(Figure content listings)
........

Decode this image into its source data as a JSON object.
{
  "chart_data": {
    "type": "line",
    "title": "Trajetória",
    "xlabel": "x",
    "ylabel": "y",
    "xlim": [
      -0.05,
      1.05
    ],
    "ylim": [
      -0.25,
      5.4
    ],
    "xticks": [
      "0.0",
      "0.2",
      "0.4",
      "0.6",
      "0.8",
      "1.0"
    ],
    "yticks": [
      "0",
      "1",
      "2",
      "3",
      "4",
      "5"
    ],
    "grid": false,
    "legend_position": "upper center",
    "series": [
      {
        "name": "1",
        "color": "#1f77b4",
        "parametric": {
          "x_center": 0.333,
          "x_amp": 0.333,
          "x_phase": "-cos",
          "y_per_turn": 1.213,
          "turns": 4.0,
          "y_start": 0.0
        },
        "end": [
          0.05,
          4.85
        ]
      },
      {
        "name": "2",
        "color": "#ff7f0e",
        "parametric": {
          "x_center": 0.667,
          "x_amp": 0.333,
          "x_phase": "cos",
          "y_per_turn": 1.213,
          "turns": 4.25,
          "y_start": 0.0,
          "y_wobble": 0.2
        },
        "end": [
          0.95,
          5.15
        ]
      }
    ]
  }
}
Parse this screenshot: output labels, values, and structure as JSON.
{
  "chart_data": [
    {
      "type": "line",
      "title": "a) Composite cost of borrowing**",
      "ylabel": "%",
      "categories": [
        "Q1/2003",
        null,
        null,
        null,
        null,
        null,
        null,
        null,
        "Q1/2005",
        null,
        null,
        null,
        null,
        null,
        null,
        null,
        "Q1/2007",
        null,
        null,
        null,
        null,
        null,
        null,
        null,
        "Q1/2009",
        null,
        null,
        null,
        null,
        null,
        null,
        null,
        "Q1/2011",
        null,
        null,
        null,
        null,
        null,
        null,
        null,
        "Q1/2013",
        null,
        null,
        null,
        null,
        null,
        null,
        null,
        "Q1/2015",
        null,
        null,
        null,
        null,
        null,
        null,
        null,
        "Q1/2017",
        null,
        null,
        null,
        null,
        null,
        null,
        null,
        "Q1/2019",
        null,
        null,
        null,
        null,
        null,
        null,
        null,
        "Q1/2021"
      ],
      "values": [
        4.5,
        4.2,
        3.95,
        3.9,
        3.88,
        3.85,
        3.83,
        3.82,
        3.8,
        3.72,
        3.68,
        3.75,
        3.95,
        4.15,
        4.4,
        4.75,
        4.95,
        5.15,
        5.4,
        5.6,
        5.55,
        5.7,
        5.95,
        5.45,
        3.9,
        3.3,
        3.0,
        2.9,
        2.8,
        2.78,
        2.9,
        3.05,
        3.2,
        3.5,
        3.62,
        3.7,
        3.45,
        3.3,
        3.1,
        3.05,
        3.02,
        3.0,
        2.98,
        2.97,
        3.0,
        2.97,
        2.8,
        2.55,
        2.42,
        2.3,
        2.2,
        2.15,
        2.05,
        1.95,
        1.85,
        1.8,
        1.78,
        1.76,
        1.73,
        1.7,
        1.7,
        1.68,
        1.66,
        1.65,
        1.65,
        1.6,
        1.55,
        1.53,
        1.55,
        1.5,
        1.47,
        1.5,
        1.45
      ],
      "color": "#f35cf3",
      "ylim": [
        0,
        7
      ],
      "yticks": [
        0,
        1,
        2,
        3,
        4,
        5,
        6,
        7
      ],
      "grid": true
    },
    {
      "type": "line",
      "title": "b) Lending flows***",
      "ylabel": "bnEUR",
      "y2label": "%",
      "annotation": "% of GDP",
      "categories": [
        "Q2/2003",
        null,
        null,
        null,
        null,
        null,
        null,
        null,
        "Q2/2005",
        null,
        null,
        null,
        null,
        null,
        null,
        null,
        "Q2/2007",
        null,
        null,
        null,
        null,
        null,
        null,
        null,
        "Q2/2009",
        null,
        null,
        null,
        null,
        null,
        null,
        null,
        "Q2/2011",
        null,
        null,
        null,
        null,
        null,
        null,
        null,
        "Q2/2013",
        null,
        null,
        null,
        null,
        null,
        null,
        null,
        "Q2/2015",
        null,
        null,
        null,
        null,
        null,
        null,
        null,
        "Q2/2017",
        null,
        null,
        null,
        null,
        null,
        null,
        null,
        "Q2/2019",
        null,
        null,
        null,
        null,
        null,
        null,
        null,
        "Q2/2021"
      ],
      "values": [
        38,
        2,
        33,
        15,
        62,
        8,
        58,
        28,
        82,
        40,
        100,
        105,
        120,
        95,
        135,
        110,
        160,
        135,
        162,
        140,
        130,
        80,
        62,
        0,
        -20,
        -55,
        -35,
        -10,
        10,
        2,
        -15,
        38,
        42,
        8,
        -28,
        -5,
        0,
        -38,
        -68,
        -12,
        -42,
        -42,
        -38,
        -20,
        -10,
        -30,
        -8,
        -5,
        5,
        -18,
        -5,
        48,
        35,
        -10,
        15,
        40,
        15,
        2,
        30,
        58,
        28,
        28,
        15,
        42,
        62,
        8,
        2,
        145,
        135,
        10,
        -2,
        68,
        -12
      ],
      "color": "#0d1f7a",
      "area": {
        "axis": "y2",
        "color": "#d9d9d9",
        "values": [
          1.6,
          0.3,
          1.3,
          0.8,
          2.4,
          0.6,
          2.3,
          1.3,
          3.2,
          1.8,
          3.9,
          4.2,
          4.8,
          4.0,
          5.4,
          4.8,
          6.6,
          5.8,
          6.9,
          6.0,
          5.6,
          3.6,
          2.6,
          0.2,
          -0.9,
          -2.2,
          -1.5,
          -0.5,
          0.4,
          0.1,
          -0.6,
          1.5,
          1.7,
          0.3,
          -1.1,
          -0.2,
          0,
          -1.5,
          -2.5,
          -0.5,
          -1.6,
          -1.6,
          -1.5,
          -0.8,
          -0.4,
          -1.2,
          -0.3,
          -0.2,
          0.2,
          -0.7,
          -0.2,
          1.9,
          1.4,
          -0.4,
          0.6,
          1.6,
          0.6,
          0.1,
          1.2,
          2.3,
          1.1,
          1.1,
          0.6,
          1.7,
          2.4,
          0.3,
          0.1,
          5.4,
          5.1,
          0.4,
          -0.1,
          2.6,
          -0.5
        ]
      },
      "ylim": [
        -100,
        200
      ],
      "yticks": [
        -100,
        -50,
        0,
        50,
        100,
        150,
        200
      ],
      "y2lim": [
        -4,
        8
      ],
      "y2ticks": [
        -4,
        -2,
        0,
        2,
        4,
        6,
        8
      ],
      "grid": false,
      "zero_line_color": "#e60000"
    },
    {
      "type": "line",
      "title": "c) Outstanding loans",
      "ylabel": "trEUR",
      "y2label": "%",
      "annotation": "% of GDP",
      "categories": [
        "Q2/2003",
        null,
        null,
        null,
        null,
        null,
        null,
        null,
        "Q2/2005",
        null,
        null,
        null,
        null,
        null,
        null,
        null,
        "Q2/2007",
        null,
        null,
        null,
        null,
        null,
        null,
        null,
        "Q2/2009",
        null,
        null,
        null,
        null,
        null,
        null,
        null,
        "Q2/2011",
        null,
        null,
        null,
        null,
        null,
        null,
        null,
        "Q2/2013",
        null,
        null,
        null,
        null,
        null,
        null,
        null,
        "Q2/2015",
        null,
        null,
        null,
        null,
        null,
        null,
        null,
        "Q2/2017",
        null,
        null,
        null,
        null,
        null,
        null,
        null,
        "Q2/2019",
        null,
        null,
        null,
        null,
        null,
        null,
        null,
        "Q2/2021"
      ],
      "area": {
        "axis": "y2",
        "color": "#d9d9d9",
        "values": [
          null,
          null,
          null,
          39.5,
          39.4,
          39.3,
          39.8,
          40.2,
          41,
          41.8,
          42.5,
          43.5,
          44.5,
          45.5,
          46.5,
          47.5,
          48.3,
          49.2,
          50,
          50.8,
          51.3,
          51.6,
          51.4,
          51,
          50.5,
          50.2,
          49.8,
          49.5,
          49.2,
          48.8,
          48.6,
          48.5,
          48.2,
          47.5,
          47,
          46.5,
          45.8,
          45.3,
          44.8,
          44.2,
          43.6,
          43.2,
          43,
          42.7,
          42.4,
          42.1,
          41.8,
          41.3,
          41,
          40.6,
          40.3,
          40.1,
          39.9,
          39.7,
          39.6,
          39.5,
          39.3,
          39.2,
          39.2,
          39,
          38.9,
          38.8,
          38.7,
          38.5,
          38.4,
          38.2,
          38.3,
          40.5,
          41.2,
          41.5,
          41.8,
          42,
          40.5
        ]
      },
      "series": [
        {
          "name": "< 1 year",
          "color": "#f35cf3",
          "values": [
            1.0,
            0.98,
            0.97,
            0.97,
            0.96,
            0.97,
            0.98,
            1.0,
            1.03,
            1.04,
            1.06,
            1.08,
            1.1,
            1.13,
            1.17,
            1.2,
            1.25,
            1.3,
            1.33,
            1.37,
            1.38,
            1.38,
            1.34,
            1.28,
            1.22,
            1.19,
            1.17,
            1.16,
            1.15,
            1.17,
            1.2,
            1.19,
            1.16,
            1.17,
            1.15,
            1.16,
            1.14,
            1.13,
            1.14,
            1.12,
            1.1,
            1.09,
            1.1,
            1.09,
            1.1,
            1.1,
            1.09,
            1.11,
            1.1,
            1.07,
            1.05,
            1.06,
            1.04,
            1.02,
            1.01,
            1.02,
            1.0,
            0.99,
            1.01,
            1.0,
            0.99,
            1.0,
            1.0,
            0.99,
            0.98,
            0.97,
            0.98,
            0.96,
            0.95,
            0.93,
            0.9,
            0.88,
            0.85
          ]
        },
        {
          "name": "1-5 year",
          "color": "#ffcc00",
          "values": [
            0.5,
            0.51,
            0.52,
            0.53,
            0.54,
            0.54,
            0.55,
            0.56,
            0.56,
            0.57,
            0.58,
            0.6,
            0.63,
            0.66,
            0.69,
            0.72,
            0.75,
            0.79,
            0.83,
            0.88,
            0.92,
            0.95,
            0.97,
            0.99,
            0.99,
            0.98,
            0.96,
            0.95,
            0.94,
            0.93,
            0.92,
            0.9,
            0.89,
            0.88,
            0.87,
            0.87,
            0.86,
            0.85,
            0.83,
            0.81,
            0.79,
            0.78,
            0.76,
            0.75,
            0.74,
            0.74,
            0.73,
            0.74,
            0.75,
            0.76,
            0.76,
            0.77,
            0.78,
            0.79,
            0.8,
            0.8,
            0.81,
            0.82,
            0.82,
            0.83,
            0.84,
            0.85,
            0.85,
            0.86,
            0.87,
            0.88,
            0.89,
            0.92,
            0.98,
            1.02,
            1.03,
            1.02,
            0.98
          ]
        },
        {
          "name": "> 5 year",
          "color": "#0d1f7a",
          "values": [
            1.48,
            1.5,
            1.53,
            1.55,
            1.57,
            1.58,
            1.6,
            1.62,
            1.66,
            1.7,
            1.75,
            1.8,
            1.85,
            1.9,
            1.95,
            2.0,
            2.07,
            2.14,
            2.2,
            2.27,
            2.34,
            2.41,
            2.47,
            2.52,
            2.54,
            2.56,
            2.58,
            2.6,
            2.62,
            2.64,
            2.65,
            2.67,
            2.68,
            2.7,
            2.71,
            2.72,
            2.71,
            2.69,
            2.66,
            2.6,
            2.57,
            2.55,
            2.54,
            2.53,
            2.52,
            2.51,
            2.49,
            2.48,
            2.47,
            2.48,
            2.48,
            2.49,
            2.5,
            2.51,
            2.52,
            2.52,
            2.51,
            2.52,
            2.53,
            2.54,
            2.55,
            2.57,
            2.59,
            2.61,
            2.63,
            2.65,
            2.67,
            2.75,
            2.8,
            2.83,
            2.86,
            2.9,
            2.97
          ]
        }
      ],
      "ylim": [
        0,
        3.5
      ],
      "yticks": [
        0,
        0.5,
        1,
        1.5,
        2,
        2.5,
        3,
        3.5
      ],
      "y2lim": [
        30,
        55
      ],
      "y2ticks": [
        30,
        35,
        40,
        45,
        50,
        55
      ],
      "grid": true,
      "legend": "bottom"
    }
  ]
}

........

**Directive**
Each line that has the word "name" should be copied.

**Output for this exercise**
        "name": "1",
        "name": "2",
          "name": "< 1 year",
          "name": "1-5 year",
          "name": "> 5 year",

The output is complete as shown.